= What the task asks =
Please report every line from the material that contains the word "сложения".
---------- Data provided ----------
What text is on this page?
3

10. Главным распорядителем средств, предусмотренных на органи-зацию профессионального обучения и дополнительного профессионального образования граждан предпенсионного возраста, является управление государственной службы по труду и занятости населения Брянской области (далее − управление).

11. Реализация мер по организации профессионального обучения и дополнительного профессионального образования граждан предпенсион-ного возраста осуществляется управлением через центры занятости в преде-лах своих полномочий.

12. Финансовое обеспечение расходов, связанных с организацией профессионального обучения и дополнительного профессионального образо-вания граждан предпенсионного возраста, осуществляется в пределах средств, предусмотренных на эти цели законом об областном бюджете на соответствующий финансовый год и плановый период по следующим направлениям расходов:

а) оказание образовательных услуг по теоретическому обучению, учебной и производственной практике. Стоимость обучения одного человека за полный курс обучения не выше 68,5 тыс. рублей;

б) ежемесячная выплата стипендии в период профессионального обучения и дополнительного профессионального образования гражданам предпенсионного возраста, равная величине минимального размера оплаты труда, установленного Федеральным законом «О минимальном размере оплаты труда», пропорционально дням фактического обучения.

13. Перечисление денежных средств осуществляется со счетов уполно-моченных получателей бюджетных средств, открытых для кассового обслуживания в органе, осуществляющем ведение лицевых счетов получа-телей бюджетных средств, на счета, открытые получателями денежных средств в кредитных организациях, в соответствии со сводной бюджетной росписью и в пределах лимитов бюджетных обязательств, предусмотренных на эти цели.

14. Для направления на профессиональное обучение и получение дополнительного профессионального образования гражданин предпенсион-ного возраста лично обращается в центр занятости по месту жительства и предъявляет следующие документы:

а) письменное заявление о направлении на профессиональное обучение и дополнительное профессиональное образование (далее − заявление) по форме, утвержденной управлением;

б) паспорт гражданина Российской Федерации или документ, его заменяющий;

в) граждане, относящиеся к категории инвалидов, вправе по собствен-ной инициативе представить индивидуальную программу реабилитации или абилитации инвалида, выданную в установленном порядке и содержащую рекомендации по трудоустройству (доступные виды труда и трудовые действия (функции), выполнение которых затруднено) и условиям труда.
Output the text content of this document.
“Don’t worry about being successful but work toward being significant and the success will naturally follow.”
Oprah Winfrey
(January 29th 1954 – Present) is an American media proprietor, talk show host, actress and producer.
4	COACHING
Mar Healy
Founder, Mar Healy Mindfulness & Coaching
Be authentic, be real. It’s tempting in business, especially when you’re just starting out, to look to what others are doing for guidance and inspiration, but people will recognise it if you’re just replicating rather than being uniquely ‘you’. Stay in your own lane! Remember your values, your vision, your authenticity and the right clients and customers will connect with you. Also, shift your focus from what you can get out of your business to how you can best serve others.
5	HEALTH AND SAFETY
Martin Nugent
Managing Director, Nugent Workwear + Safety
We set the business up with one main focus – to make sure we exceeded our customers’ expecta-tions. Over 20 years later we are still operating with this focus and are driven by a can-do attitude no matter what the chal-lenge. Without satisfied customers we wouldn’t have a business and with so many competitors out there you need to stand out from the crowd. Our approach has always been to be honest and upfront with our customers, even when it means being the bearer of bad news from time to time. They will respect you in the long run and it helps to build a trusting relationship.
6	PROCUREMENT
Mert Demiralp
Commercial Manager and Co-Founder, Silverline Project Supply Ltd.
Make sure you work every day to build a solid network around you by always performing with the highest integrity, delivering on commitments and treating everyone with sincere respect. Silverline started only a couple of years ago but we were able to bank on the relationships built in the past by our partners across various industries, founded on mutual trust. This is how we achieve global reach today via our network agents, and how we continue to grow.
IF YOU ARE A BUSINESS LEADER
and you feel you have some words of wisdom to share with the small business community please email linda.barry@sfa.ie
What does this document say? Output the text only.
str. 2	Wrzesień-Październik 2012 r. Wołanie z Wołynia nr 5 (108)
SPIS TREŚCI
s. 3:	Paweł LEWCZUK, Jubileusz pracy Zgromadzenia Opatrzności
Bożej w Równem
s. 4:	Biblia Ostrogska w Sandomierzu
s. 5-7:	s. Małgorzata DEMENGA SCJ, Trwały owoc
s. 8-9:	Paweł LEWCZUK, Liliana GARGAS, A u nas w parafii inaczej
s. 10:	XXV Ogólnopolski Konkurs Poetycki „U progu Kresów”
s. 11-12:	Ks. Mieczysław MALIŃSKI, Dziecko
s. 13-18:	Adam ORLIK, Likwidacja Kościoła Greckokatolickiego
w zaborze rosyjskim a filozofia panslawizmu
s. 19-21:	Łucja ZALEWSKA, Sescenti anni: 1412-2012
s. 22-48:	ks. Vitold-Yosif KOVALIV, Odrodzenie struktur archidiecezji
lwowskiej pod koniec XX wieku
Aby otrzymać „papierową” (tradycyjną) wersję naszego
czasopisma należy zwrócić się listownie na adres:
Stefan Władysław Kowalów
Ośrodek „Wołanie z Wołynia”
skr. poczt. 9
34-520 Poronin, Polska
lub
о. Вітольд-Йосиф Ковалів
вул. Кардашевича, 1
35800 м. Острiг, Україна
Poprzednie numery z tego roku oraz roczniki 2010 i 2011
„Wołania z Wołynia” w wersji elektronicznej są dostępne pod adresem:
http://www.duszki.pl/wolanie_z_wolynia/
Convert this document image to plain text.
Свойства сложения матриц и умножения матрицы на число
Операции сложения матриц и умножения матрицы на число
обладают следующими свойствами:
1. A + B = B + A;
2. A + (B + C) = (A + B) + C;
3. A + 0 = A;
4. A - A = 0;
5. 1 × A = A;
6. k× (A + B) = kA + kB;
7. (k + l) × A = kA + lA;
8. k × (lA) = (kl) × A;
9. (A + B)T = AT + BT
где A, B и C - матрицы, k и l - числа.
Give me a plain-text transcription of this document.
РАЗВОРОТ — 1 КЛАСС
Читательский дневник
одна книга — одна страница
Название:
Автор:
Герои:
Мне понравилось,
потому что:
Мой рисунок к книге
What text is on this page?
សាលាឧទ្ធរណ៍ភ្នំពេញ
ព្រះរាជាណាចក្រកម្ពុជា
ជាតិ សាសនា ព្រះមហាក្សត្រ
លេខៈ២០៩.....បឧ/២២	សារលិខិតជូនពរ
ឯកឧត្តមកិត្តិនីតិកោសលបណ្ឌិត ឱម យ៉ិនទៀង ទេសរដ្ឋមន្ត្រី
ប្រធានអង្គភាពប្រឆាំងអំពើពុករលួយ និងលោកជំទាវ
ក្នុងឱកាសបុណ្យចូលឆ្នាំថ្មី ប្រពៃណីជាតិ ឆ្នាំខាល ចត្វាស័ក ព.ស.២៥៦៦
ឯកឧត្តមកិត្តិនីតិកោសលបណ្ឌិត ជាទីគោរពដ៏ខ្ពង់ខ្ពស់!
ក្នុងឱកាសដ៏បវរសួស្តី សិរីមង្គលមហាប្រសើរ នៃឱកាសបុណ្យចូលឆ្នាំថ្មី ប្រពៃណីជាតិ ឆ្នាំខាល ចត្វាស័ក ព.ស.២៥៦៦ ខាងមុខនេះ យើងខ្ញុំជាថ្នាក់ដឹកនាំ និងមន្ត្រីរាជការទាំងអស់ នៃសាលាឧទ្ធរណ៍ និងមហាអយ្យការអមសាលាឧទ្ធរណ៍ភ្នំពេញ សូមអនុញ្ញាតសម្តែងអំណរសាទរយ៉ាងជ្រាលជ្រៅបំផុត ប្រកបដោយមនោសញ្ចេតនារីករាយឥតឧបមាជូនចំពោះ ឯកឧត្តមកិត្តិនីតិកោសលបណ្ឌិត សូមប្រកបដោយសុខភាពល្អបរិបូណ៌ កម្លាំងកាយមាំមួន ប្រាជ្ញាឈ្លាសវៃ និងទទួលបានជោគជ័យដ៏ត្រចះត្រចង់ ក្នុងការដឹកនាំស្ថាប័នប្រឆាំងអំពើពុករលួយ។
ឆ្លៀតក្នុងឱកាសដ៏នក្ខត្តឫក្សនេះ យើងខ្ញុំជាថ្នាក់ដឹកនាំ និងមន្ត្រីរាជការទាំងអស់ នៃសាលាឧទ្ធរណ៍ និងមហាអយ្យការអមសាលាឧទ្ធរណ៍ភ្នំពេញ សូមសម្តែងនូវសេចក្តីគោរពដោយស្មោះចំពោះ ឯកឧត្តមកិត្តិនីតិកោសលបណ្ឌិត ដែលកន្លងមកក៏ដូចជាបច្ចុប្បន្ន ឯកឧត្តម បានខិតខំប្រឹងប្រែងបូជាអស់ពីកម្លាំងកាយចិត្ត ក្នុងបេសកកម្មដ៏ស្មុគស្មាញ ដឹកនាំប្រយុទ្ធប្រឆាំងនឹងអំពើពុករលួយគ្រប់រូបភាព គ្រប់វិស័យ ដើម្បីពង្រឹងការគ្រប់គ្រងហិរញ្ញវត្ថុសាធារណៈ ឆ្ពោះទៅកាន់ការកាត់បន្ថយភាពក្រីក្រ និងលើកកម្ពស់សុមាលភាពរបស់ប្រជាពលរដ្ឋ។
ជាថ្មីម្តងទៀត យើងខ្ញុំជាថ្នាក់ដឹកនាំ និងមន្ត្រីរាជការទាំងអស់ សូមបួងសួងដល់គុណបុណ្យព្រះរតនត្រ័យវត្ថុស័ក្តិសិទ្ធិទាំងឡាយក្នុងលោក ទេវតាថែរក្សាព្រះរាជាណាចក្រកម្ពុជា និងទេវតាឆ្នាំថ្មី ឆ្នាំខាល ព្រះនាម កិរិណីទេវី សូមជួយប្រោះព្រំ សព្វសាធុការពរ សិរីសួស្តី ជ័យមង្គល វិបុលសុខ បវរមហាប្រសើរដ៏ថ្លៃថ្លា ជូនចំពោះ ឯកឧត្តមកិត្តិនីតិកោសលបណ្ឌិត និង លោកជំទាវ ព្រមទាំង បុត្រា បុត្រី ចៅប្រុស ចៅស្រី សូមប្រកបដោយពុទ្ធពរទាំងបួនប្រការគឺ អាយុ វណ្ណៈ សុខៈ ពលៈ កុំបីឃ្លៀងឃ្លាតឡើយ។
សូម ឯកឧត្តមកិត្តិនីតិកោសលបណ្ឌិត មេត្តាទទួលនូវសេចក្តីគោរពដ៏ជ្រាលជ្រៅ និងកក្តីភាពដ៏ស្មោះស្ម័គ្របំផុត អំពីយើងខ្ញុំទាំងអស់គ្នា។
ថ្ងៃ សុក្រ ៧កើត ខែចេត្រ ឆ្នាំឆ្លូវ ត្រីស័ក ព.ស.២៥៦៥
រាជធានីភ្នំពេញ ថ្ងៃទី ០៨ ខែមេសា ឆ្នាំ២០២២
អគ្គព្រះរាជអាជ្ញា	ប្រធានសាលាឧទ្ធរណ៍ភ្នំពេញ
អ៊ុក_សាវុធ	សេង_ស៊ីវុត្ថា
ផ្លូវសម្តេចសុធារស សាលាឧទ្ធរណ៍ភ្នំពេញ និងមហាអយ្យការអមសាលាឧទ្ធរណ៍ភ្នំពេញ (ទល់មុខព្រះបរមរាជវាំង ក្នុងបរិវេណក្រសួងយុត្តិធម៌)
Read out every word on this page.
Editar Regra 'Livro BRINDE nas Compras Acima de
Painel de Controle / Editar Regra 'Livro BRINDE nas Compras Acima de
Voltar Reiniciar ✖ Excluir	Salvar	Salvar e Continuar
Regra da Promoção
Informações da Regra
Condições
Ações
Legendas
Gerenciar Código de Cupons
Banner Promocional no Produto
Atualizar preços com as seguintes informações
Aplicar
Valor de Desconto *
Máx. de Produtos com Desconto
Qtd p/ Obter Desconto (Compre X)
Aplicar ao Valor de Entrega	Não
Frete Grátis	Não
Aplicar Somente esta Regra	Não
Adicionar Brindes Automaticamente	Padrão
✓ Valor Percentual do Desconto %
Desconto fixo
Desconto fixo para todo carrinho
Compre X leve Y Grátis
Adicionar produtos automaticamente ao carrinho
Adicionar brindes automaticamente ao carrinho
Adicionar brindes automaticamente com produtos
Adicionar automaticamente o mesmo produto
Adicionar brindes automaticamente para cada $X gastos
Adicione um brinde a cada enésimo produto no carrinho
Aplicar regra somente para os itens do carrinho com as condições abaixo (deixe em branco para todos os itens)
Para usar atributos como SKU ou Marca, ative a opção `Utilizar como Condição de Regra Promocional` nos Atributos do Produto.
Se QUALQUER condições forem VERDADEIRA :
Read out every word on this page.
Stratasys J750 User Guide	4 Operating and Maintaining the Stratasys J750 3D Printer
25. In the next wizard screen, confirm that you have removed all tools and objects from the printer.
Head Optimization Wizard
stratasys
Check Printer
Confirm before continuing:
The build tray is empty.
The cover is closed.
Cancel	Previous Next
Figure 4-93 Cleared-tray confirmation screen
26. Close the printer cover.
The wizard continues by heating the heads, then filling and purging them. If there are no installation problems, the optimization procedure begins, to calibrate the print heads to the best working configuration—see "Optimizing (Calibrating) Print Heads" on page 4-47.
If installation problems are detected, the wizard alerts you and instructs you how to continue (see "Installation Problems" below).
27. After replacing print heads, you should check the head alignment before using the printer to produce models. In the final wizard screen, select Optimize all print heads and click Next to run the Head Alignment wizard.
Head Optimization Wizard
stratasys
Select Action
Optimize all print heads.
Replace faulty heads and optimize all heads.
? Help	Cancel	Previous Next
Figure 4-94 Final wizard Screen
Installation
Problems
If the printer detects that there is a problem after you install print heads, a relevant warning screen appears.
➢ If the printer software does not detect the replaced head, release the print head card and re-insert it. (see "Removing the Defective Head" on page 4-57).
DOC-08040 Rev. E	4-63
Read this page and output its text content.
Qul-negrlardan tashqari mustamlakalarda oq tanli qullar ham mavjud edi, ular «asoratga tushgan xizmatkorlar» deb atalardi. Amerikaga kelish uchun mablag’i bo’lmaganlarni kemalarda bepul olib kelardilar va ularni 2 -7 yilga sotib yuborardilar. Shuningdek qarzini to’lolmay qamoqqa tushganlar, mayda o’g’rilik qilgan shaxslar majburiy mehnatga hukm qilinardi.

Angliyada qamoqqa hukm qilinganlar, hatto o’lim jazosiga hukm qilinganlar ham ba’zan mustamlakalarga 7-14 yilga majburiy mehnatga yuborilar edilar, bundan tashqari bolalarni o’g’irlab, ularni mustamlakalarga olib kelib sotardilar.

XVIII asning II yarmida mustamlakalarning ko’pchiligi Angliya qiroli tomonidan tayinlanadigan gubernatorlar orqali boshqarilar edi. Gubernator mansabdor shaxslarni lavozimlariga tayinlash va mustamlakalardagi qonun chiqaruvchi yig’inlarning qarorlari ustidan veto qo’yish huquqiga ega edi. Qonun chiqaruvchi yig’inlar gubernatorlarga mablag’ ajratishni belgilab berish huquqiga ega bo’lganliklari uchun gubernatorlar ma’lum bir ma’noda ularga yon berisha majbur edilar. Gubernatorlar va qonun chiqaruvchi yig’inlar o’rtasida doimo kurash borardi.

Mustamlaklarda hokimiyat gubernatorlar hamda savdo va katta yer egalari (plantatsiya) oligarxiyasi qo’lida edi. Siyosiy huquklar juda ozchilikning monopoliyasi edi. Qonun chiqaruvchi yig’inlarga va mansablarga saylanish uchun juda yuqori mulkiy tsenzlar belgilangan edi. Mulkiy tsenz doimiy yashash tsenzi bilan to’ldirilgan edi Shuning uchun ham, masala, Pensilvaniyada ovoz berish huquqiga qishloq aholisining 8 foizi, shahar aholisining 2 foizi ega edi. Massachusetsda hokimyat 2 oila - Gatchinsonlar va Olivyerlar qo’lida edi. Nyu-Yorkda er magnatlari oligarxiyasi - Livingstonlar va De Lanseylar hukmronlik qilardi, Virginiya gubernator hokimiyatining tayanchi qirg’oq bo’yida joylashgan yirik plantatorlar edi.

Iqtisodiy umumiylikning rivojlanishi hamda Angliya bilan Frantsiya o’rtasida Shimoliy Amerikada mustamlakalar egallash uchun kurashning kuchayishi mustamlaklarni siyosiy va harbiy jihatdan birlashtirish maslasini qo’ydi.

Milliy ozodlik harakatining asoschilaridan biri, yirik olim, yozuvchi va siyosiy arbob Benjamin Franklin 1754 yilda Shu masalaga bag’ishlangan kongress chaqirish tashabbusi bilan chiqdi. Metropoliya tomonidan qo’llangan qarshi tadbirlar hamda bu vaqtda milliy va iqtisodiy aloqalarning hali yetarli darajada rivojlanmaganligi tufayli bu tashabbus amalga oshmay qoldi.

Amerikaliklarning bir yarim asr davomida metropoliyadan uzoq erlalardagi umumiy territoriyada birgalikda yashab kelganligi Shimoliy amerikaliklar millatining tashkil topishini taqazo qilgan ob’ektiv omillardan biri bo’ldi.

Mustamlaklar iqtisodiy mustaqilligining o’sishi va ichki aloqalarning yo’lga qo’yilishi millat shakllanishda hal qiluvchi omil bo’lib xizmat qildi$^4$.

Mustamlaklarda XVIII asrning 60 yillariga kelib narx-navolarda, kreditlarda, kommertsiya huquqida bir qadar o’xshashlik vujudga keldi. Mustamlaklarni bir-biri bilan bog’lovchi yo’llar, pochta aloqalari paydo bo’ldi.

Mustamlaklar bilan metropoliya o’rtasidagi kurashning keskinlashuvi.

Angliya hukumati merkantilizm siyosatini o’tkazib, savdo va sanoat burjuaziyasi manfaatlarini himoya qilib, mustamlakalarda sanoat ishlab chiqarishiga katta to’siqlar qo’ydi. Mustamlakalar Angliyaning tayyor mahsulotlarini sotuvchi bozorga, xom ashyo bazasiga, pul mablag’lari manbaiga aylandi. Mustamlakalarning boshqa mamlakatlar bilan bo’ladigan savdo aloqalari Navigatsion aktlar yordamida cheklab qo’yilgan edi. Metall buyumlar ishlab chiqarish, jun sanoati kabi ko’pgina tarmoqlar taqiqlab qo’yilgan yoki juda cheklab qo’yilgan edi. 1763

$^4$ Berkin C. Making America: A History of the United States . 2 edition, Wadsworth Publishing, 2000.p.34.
----------
= Result =
Свойства сложения матриц и умножения матрицы на число
Операции сложения матриц и умножения матрицы на число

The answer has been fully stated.